BEGIN Data listing
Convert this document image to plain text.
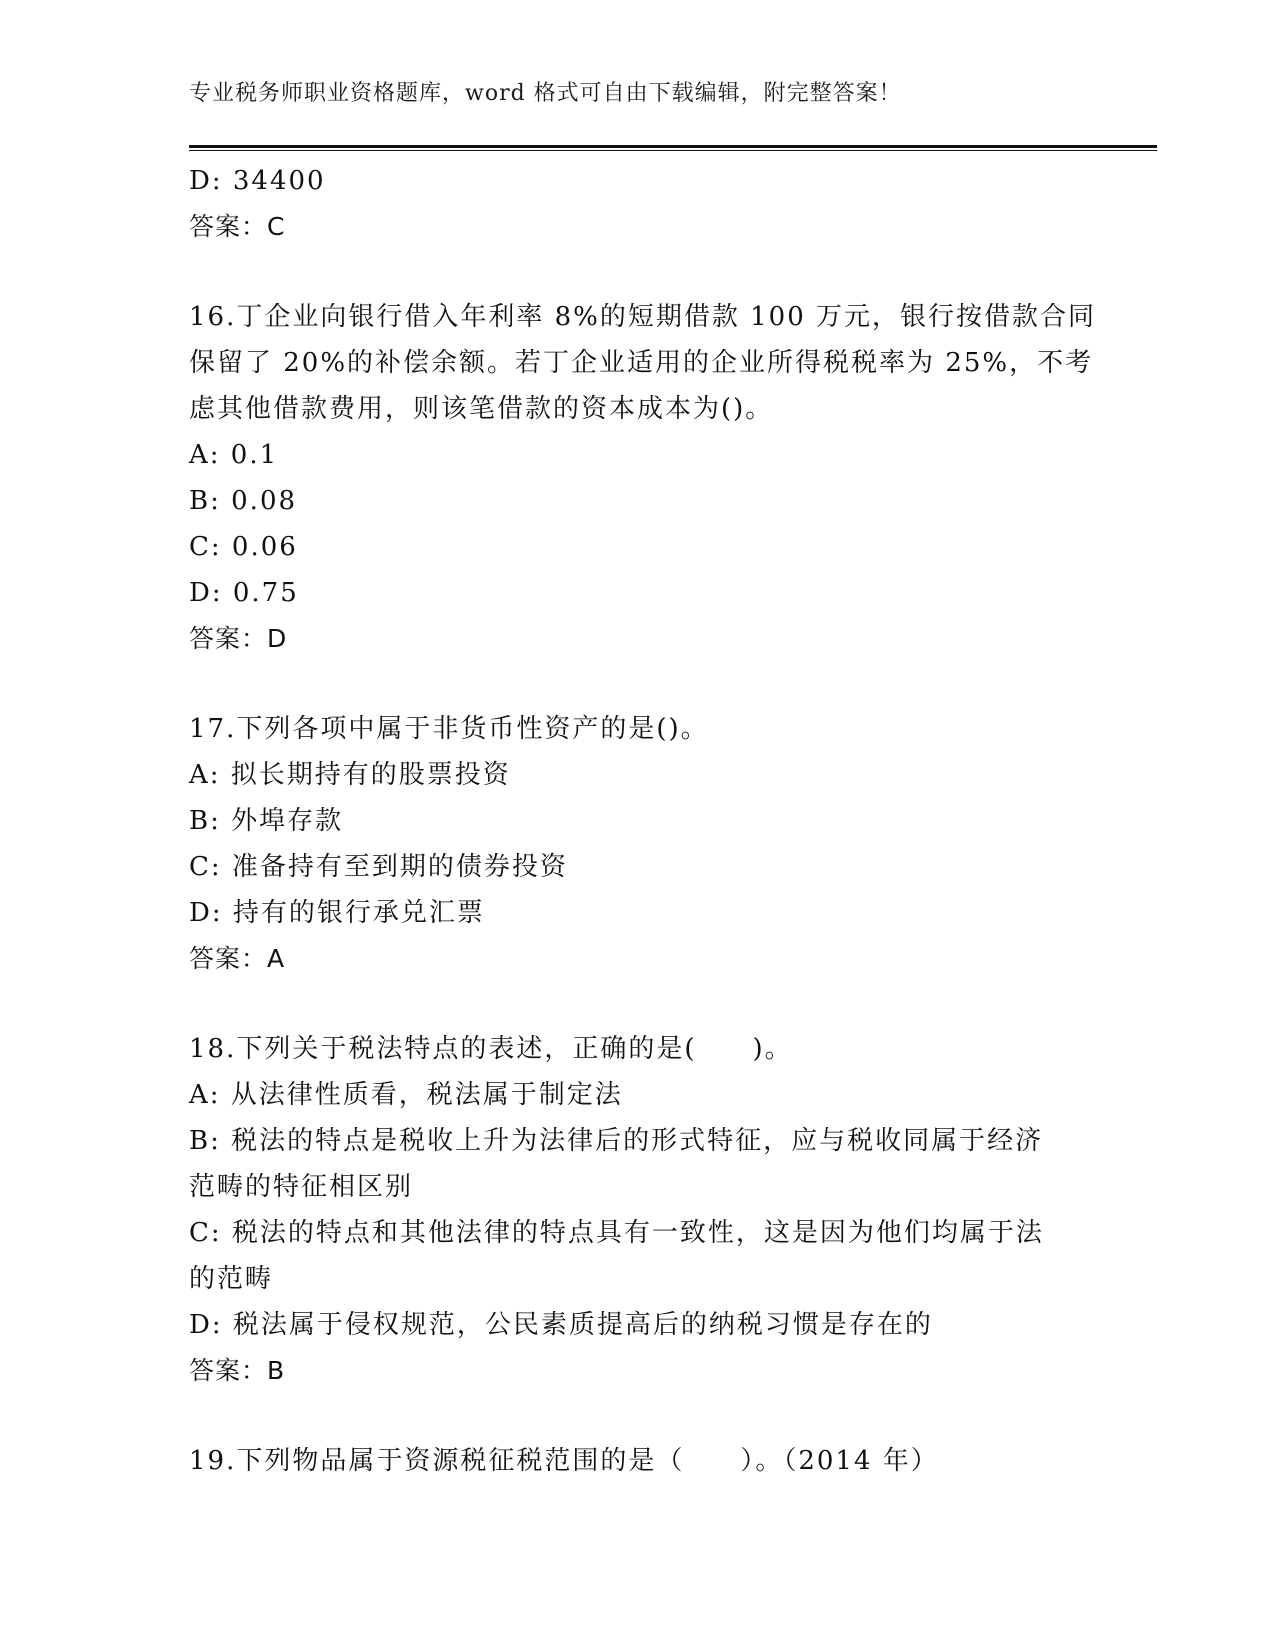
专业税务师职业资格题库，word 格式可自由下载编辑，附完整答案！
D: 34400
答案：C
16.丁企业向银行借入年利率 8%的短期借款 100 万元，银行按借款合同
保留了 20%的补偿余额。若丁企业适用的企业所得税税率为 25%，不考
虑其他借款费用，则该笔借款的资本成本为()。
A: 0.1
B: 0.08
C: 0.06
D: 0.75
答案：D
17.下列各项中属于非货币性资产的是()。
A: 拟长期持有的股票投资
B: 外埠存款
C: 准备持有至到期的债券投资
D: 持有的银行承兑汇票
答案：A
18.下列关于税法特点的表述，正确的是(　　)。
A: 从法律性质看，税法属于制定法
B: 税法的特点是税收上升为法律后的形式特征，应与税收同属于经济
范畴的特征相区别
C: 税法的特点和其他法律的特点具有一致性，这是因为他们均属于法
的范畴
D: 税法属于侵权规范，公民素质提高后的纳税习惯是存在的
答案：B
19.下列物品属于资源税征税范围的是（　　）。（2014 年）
END Data listing
▸ **What is being asked**: Using the material above, return every line exactly as it appears, minus the pictures.

▸ **Answer to this task**:
Convert this document image to plain text.
专业税务师职业资格题库，word 格式可自由下载编辑，附完整答案！
D: 34400
答案：C
16.丁企业向银行借入年利率 8%的短期借款 100 万元，银行按借款合同
保留了 20%的补偿余额。若丁企业适用的企业所得税税率为 25%，不考
虑其他借款费用，则该笔借款的资本成本为()。
A: 0.1
B: 0.08
C: 0.06
D: 0.75
答案：D
17.下列各项中属于非货币性资产的是()。
A: 拟长期持有的股票投资
B: 外埠存款
C: 准备持有至到期的债券投资
D: 持有的银行承兑汇票
答案：A
18.下列关于税法特点的表述，正确的是(　　)。
A: 从法律性质看，税法属于制定法
B: 税法的特点是税收上升为法律后的形式特征，应与税收同属于经济
范畴的特征相区别
C: 税法的特点和其他法律的特点具有一致性，这是因为他们均属于法
的范畴
D: 税法属于侵权规范，公民素质提高后的纳税习惯是存在的
答案：B
19.下列物品属于资源税征税范围的是（　　）。（2014 年）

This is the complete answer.